_TASK DIRECTIONS_
Show every line in the entries below where the word "bottom" appears.

_WORKING DATA_
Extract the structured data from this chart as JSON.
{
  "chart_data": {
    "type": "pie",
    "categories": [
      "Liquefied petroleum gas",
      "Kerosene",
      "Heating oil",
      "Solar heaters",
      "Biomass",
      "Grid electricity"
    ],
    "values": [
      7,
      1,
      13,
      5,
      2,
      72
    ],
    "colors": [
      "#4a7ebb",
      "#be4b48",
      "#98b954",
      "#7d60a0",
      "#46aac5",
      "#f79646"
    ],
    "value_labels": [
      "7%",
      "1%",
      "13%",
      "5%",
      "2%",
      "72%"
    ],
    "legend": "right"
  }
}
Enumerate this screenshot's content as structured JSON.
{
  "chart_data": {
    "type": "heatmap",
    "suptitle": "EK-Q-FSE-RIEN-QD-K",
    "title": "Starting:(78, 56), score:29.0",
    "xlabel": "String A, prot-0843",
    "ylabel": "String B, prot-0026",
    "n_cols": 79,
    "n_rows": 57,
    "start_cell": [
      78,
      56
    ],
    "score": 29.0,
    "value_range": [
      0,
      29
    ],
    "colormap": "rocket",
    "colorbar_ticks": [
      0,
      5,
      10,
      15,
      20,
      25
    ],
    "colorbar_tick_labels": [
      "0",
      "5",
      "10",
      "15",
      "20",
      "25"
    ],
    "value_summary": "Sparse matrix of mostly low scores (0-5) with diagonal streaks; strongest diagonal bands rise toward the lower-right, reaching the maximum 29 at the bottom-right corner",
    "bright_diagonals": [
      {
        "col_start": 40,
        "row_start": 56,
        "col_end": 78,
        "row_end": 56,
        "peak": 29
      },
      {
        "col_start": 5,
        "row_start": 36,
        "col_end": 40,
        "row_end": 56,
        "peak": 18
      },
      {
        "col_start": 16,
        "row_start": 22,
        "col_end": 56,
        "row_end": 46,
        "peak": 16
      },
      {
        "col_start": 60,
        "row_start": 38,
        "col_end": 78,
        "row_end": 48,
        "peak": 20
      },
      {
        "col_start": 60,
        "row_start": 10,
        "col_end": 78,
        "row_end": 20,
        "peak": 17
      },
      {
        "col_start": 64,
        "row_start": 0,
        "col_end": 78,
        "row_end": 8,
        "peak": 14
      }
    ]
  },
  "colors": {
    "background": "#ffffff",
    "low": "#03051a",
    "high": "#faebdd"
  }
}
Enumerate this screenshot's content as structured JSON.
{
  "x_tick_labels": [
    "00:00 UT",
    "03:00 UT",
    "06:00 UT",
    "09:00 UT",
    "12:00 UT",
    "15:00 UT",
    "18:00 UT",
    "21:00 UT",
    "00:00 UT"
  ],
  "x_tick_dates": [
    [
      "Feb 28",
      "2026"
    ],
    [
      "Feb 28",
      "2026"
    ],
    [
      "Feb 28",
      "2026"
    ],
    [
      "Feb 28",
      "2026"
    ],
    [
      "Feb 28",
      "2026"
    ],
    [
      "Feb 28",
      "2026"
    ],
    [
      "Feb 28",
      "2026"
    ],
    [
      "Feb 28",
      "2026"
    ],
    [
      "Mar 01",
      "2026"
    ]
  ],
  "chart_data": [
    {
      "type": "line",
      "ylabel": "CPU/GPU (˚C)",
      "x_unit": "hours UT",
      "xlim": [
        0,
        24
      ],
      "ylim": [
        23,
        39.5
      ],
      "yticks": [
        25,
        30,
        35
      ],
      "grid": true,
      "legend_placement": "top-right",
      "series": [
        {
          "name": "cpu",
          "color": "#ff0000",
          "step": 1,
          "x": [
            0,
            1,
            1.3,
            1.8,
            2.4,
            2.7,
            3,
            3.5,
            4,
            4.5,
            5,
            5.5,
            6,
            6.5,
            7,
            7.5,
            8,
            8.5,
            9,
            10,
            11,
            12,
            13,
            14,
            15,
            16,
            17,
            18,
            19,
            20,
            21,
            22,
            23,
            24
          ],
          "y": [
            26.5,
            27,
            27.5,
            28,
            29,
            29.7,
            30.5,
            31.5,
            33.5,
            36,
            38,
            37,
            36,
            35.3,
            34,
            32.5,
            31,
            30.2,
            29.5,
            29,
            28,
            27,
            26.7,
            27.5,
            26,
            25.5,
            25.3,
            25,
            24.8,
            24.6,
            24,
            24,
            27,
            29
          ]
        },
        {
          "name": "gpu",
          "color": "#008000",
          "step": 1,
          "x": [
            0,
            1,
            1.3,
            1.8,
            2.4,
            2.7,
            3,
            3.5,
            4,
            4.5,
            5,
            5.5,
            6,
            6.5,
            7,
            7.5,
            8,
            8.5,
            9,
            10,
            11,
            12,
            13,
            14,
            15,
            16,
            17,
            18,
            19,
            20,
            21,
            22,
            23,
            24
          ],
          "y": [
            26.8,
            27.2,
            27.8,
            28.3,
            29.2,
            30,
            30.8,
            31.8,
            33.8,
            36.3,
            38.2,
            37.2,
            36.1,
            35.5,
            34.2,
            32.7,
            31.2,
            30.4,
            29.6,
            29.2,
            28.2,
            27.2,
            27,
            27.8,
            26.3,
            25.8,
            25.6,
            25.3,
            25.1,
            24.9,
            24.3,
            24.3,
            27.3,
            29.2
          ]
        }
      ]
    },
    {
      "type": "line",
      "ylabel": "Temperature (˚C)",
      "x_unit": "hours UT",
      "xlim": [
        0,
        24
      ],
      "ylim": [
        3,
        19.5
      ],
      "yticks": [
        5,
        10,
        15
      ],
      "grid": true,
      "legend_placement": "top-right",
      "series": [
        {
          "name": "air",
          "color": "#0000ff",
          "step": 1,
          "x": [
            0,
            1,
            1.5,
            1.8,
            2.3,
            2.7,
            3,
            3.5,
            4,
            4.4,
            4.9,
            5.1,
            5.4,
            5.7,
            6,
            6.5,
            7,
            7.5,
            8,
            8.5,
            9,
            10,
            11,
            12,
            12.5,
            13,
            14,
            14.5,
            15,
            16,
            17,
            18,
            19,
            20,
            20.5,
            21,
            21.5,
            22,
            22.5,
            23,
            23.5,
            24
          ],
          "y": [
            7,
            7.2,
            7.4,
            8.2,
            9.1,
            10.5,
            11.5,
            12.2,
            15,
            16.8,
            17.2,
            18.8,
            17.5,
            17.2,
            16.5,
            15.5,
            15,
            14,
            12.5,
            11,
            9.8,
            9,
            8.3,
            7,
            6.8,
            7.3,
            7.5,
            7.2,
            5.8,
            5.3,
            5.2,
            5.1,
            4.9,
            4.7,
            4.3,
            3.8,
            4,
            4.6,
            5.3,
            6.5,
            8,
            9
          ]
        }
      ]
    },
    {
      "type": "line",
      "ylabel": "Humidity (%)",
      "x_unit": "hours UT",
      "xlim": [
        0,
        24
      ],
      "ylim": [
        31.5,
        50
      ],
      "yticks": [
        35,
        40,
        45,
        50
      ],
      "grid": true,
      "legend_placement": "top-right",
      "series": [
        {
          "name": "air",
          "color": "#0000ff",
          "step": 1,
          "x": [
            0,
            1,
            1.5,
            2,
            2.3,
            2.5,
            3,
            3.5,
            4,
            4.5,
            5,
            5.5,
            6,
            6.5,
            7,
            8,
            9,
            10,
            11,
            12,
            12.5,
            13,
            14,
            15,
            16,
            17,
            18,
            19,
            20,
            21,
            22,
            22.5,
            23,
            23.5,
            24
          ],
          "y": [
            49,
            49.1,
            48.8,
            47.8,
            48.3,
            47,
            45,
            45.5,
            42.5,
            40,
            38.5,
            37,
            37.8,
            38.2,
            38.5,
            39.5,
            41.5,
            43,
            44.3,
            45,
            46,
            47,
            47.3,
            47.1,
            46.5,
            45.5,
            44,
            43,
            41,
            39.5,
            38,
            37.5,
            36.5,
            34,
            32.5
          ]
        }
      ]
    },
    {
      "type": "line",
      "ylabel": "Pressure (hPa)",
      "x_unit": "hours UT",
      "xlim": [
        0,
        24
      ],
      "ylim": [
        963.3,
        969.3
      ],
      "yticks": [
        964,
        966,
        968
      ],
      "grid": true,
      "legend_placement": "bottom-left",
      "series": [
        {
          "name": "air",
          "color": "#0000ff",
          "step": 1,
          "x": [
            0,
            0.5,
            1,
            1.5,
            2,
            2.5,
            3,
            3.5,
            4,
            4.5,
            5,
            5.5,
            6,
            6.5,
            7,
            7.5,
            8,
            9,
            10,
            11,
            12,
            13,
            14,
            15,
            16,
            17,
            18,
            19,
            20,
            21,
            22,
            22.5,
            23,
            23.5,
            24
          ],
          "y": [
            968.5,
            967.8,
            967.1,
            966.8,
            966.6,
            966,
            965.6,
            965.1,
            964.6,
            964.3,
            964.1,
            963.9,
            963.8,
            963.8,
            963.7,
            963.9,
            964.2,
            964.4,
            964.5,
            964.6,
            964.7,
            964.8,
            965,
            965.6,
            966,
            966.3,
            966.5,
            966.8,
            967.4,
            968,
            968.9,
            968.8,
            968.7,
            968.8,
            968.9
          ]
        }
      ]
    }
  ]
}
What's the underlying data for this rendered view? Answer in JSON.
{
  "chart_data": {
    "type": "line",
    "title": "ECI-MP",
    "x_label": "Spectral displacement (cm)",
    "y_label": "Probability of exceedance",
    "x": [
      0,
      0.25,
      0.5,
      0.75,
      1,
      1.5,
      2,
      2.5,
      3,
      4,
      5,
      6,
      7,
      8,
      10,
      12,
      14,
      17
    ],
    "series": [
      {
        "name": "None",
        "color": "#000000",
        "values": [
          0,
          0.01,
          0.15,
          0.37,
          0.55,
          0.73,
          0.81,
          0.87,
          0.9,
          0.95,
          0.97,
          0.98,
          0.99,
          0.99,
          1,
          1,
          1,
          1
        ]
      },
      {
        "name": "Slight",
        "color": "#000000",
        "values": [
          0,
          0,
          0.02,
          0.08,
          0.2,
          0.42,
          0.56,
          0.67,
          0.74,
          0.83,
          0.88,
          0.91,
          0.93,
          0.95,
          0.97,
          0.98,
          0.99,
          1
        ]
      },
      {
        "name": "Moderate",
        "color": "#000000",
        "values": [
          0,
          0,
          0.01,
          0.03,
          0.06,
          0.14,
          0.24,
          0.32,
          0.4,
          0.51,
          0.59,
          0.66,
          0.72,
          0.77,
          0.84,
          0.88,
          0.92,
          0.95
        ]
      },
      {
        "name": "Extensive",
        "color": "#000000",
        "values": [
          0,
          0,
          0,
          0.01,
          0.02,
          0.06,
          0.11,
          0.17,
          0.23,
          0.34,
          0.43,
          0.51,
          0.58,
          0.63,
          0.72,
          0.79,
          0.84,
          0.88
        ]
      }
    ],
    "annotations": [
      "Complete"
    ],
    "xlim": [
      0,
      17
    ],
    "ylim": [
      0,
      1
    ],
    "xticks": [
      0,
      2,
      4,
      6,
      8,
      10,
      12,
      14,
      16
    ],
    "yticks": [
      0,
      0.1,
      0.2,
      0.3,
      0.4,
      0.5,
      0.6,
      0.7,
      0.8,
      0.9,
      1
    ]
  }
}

_WRITTEN RESPONSE_
    "value_summary": "Sparse matrix of mostly low scores (0-5) with diagonal streaks; strongest diagonal bands rise toward the lower-right, reaching the maximum 29 at the bottom-right corner",
      "legend_placement": "bottom-left",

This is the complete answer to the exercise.